**Exercise goal:** Work out how many lines in the listing below include the word "所需人数"; answer with the number alone.

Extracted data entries
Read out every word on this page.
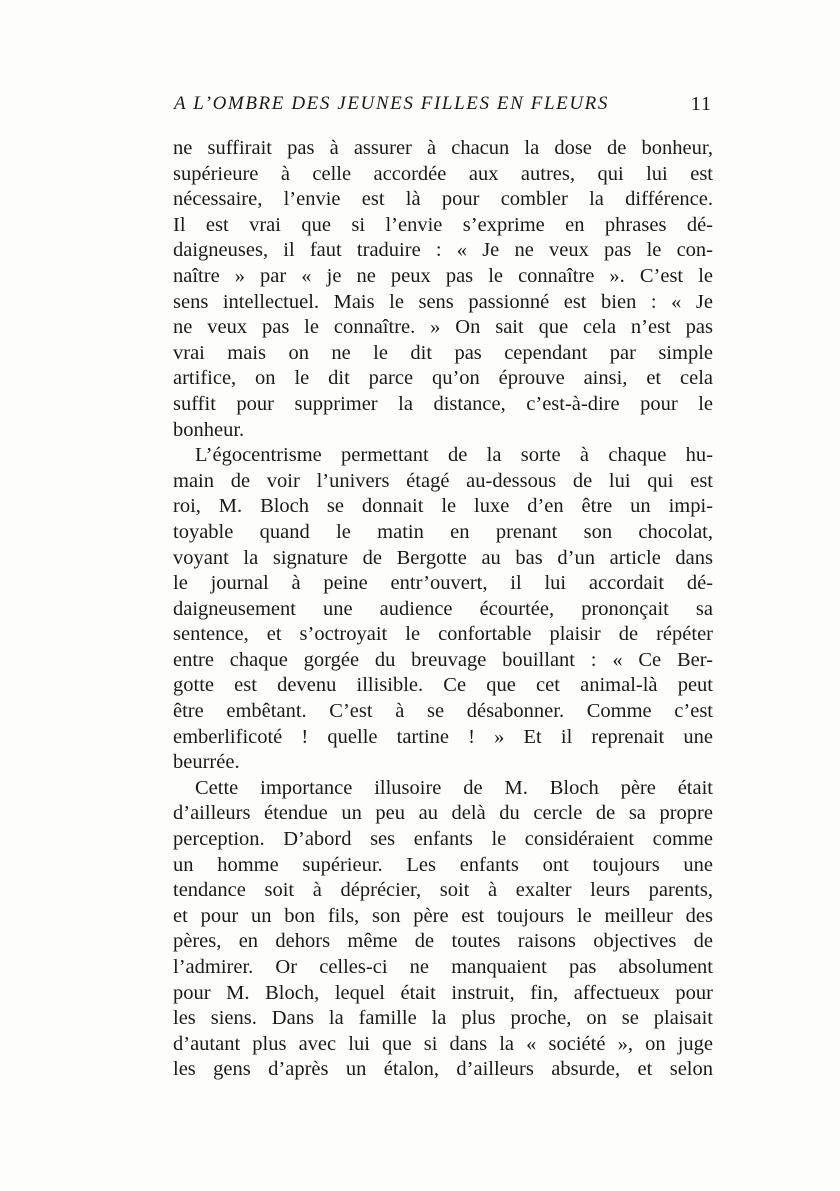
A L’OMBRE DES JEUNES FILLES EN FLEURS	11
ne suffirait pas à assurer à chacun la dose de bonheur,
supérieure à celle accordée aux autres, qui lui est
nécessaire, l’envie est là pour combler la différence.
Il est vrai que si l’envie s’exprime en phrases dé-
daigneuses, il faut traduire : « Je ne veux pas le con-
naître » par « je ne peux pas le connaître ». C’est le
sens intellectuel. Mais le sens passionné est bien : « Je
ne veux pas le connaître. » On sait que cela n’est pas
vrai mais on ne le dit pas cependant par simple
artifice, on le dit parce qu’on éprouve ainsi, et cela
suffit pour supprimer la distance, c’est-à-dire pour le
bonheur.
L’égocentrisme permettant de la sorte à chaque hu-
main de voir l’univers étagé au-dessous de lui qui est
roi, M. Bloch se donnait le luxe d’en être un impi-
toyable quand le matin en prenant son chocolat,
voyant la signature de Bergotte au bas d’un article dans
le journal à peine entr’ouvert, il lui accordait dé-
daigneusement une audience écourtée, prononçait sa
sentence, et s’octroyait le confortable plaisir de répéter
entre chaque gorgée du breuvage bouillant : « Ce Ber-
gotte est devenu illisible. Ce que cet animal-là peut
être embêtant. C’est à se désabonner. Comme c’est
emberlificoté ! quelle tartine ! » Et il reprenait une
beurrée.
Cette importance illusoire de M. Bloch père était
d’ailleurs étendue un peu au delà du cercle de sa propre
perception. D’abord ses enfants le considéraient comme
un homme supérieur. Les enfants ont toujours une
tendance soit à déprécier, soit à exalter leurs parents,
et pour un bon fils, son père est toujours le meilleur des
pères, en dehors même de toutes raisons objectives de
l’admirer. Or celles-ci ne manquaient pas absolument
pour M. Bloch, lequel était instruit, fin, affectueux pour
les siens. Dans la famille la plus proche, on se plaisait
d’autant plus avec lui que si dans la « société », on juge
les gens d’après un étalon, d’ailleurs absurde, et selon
==
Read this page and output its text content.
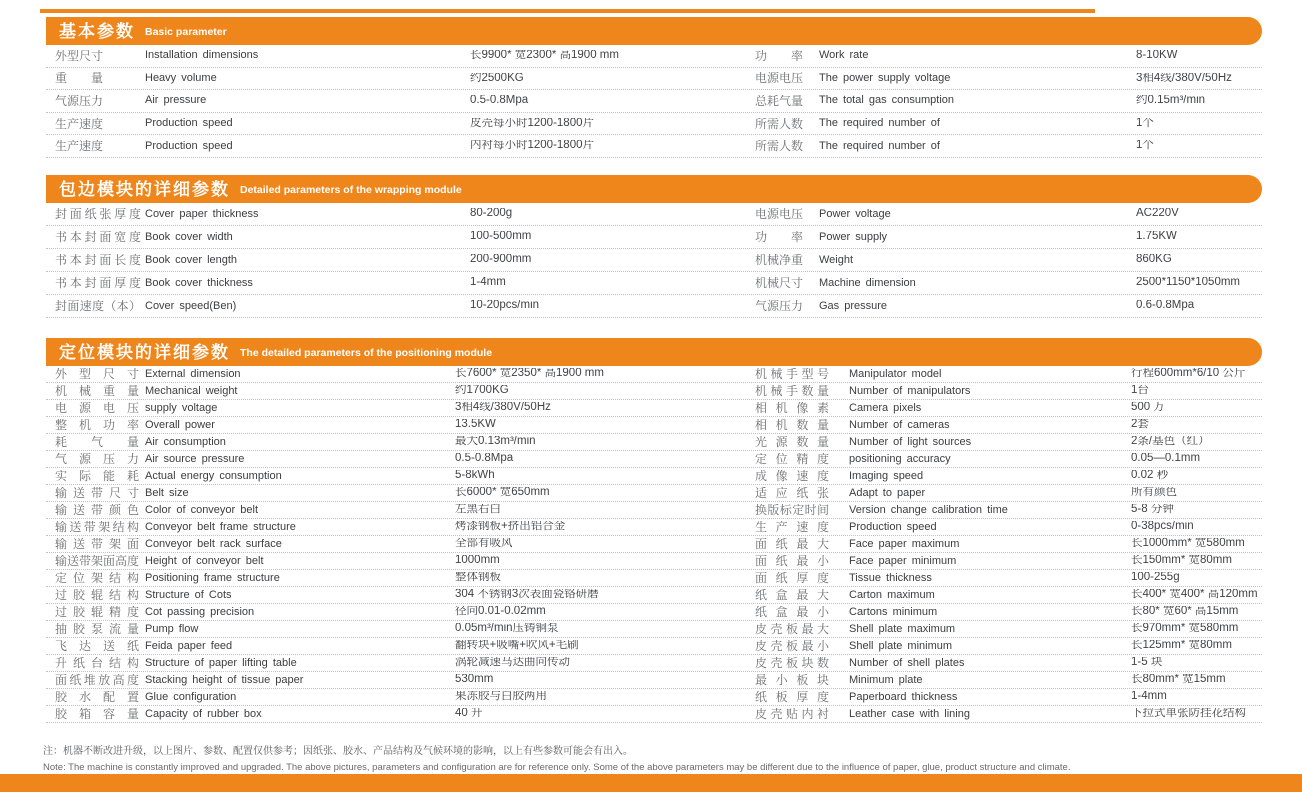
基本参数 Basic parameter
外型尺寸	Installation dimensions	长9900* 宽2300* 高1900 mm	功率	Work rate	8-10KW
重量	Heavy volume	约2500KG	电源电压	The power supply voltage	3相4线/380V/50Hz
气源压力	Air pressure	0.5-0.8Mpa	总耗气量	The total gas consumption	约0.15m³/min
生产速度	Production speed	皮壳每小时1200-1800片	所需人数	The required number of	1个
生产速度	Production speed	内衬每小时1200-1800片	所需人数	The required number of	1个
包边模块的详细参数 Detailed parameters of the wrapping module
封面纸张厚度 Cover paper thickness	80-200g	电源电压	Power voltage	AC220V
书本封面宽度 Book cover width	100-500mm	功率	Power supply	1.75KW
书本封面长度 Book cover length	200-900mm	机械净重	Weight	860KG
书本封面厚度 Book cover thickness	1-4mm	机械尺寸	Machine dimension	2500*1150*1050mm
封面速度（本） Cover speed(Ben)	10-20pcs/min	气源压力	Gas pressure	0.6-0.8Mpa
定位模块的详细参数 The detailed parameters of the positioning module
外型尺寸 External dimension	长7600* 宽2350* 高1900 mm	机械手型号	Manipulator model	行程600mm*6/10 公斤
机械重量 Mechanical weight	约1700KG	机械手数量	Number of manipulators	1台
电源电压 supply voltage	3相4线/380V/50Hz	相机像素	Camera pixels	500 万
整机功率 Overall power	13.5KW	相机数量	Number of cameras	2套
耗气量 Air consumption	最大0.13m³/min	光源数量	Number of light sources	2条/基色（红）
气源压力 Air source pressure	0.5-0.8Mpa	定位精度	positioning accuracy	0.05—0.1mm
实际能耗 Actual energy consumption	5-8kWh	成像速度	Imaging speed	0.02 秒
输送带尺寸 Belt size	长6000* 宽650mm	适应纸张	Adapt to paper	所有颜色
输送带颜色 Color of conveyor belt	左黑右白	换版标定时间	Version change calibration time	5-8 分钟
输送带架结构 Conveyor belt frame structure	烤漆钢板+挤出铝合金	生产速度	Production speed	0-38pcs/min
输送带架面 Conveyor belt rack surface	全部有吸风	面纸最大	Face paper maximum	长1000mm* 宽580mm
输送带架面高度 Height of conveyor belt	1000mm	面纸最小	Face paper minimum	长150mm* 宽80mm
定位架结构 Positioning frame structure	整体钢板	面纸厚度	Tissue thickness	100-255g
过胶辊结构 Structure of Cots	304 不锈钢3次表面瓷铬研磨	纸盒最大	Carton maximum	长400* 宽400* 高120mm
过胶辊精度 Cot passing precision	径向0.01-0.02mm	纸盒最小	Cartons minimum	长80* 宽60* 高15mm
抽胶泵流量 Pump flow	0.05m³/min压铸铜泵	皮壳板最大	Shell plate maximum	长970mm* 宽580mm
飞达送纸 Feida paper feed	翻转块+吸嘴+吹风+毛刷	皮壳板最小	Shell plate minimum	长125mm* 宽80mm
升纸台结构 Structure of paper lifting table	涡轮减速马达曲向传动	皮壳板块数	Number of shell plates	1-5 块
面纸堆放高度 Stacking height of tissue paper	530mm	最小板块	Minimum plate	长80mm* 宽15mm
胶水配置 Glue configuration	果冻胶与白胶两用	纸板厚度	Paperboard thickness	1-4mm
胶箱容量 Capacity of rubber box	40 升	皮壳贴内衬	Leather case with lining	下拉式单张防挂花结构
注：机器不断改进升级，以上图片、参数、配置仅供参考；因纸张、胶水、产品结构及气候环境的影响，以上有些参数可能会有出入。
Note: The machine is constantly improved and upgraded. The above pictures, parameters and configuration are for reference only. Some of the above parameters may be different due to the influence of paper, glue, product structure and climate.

**Exercise result:** 2